* Stated problem
In all the records below, substitute "CENTRE SOCIAL CAN VILALBA" for every "CS CAN VILALBA" and leave everything else unchanged.

--- Start Entries provided ---

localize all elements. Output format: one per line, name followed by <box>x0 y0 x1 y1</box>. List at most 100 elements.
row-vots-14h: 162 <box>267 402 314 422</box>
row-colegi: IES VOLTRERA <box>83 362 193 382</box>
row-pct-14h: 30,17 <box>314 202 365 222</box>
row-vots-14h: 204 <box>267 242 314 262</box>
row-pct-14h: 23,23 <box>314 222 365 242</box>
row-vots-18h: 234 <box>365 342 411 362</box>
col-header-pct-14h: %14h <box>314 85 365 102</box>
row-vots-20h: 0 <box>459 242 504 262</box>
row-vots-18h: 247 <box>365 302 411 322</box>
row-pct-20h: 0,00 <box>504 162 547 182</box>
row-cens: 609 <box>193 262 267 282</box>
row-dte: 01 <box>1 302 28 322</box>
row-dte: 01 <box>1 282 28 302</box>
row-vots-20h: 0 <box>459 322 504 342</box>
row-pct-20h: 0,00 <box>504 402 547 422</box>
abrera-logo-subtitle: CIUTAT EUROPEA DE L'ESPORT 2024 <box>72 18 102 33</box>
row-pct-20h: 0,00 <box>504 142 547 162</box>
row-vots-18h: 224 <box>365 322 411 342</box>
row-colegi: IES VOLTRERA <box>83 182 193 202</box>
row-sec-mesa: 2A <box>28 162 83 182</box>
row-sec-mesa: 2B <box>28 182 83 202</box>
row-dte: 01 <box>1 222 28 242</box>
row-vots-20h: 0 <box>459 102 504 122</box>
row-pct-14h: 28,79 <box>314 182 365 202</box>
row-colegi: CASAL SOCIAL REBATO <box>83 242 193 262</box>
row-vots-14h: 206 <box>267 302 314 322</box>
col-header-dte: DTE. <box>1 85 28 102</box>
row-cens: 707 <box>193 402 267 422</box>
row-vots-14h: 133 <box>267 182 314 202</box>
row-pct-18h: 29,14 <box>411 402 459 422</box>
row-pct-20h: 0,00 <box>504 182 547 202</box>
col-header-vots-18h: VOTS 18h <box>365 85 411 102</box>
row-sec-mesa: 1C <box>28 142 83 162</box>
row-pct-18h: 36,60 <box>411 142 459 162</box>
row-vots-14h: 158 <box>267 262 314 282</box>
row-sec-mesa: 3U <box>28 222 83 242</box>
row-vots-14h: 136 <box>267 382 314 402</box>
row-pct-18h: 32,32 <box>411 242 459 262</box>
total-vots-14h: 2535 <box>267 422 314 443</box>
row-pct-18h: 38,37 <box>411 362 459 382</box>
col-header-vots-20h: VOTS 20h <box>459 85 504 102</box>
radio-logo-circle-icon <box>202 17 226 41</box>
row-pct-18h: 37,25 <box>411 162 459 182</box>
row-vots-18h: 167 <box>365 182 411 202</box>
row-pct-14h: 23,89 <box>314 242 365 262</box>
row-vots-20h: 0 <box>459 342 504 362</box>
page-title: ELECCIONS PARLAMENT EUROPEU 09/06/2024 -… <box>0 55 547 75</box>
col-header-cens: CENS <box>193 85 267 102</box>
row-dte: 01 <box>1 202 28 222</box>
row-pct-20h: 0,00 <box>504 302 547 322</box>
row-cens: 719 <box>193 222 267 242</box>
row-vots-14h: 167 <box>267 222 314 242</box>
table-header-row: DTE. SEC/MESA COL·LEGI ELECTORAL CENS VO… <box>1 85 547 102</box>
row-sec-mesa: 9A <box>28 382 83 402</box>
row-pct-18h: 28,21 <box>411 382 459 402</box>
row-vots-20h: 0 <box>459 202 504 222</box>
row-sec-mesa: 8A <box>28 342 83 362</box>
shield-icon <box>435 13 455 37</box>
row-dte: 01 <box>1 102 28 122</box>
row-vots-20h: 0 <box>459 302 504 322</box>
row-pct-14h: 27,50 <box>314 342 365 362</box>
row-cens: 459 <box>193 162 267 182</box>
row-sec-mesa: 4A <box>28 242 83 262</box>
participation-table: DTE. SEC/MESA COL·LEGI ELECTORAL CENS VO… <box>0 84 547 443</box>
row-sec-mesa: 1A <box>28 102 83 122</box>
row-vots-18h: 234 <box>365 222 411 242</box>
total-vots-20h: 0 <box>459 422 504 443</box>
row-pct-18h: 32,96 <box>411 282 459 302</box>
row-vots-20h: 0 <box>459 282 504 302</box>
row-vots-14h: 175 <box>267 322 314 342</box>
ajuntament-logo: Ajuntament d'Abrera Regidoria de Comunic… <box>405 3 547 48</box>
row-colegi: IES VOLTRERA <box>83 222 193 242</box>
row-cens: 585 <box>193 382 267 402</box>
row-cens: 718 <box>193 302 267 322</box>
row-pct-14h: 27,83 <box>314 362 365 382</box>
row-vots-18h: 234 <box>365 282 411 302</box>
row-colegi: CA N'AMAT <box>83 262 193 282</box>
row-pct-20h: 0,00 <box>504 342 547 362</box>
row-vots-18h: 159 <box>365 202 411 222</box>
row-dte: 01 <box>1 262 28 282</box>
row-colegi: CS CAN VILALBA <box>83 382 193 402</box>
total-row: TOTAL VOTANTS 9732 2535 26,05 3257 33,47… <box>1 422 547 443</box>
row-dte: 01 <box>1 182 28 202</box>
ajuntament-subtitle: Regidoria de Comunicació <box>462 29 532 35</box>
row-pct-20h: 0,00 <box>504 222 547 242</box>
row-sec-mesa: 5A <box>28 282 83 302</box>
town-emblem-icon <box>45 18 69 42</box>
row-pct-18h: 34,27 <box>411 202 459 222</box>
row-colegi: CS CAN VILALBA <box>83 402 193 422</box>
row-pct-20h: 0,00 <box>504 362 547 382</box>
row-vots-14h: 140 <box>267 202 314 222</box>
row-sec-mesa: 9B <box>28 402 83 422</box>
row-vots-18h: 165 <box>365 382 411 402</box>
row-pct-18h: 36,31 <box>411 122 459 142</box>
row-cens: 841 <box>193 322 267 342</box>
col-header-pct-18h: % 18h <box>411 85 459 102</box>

--- End Entries provided ---

* Expected output
localize all elements. Output format: one per line, name followed by <box>x0 y0 x1 y1</box>. List at most 100 elements.
row-vots-14h: 162 <box>267 402 314 422</box>
row-colegi: IES VOLTRERA <box>83 362 193 382</box>
row-pct-14h: 30,17 <box>314 202 365 222</box>
row-vots-14h: 204 <box>267 242 314 262</box>
row-pct-14h: 23,23 <box>314 222 365 242</box>
row-vots-18h: 234 <box>365 342 411 362</box>
col-header-pct-14h: %14h <box>314 85 365 102</box>
row-vots-20h: 0 <box>459 242 504 262</box>
row-vots-18h: 247 <box>365 302 411 322</box>
row-pct-20h: 0,00 <box>504 162 547 182</box>
row-cens: 609 <box>193 262 267 282</box>
row-dte: 01 <box>1 302 28 322</box>
row-dte: 01 <box>1 282 28 302</box>
row-vots-20h: 0 <box>459 322 504 342</box>
row-pct-20h: 0,00 <box>504 402 547 422</box>
abrera-logo-subtitle: CIUTAT EUROPEA DE L'ESPORT 2024 <box>72 18 102 33</box>
row-pct-20h: 0,00 <box>504 142 547 162</box>
row-vots-18h: 224 <box>365 322 411 342</box>
row-colegi: IES VOLTRERA <box>83 182 193 202</box>
row-sec-mesa: 2A <box>28 162 83 182</box>
row-sec-mesa: 2B <box>28 182 83 202</box>
row-dte: 01 <box>1 222 28 242</box>
row-vots-20h: 0 <box>459 102 504 122</box>
row-pct-14h: 28,79 <box>314 182 365 202</box>
row-colegi: CASAL SOCIAL REBATO <box>83 242 193 262</box>
row-vots-14h: 206 <box>267 302 314 322</box>
col-header-dte: DTE. <box>1 85 28 102</box>
row-cens: 707 <box>193 402 267 422</box>
row-vots-14h: 133 <box>267 182 314 202</box>
row-pct-18h: 29,14 <box>411 402 459 422</box>
row-pct-20h: 0,00 <box>504 182 547 202</box>
col-header-vots-18h: VOTS 18h <box>365 85 411 102</box>
row-sec-mesa: 1C <box>28 142 83 162</box>
row-pct-18h: 36,60 <box>411 142 459 162</box>
row-vots-14h: 158 <box>267 262 314 282</box>
row-sec-mesa: 3U <box>28 222 83 242</box>
row-vots-14h: 136 <box>267 382 314 402</box>
row-pct-18h: 32,32 <box>411 242 459 262</box>
total-vots-14h: 2535 <box>267 422 314 443</box>
row-pct-18h: 38,37 <box>411 362 459 382</box>
col-header-vots-20h: VOTS 20h <box>459 85 504 102</box>
radio-logo-circle-icon <box>202 17 226 41</box>
row-pct-18h: 37,25 <box>411 162 459 182</box>
row-vots-18h: 167 <box>365 182 411 202</box>
row-pct-14h: 23,89 <box>314 242 365 262</box>
row-vots-20h: 0 <box>459 342 504 362</box>
page-title: ELECCIONS PARLAMENT EUROPEU 09/06/2024 -… <box>0 55 547 75</box>
col-header-cens: CENS <box>193 85 267 102</box>
row-dte: 01 <box>1 202 28 222</box>
row-pct-20h: 0,00 <box>504 302 547 322</box>
row-cens: 719 <box>193 222 267 242</box>
row-vots-14h: 167 <box>267 222 314 242</box>
table-header-row: DTE. SEC/MESA COL·LEGI ELECTORAL CENS VO… <box>1 85 547 102</box>
row-sec-mesa: 9A <box>28 382 83 402</box>
row-pct-18h: 28,21 <box>411 382 459 402</box>
row-vots-20h: 0 <box>459 202 504 222</box>
row-sec-mesa: 8A <box>28 342 83 362</box>
shield-icon <box>435 13 455 37</box>
row-dte: 01 <box>1 102 28 122</box>
row-vots-20h: 0 <box>459 302 504 322</box>
row-pct-14h: 27,50 <box>314 342 365 362</box>
row-cens: 459 <box>193 162 267 182</box>
row-sec-mesa: 4A <box>28 242 83 262</box>
participation-table: DTE. SEC/MESA COL·LEGI ELECTORAL CENS VO… <box>0 84 547 443</box>
row-sec-mesa: 1A <box>28 102 83 122</box>
row-vots-18h: 234 <box>365 222 411 242</box>
total-vots-20h: 0 <box>459 422 504 443</box>
row-pct-18h: 32,96 <box>411 282 459 302</box>
row-vots-20h: 0 <box>459 282 504 302</box>
row-vots-14h: 175 <box>267 322 314 342</box>
ajuntament-logo: Ajuntament d'Abrera Regidoria de Comunic… <box>405 3 547 48</box>
row-colegi: IES VOLTRERA <box>83 222 193 242</box>
row-cens: 585 <box>193 382 267 402</box>
row-cens: 718 <box>193 302 267 322</box>
row-pct-14h: 27,83 <box>314 362 365 382</box>
row-vots-18h: 234 <box>365 282 411 302</box>
row-colegi: CA N'AMAT <box>83 262 193 282</box>
row-pct-20h: 0,00 <box>504 342 547 362</box>
row-vots-18h: 159 <box>365 202 411 222</box>
row-dte: 01 <box>1 262 28 282</box>
row-colegi: CENTRE SOCIAL CAN VILALBA <box>83 382 193 402</box>
total-row: TOTAL VOTANTS 9732 2535 26,05 3257 33,47… <box>1 422 547 443</box>
row-dte: 01 <box>1 182 28 202</box>
ajuntament-subtitle: Regidoria de Comunicació <box>462 29 532 35</box>
row-pct-20h: 0,00 <box>504 222 547 242</box>
row-sec-mesa: 5A <box>28 282 83 302</box>
town-emblem-icon <box>45 18 69 42</box>
row-pct-18h: 34,27 <box>411 202 459 222</box>
row-colegi: CENTRE SOCIAL CAN VILALBA <box>83 402 193 422</box>
row-pct-20h: 0,00 <box>504 362 547 382</box>
row-vots-14h: 140 <box>267 202 314 222</box>
row-sec-mesa: 9B <box>28 402 83 422</box>
row-vots-18h: 165 <box>365 382 411 402</box>
row-pct-18h: 36,31 <box>411 122 459 142</box>
row-cens: 841 <box>193 322 267 342</box>
col-header-pct-18h: % 18h <box>411 85 459 102</box>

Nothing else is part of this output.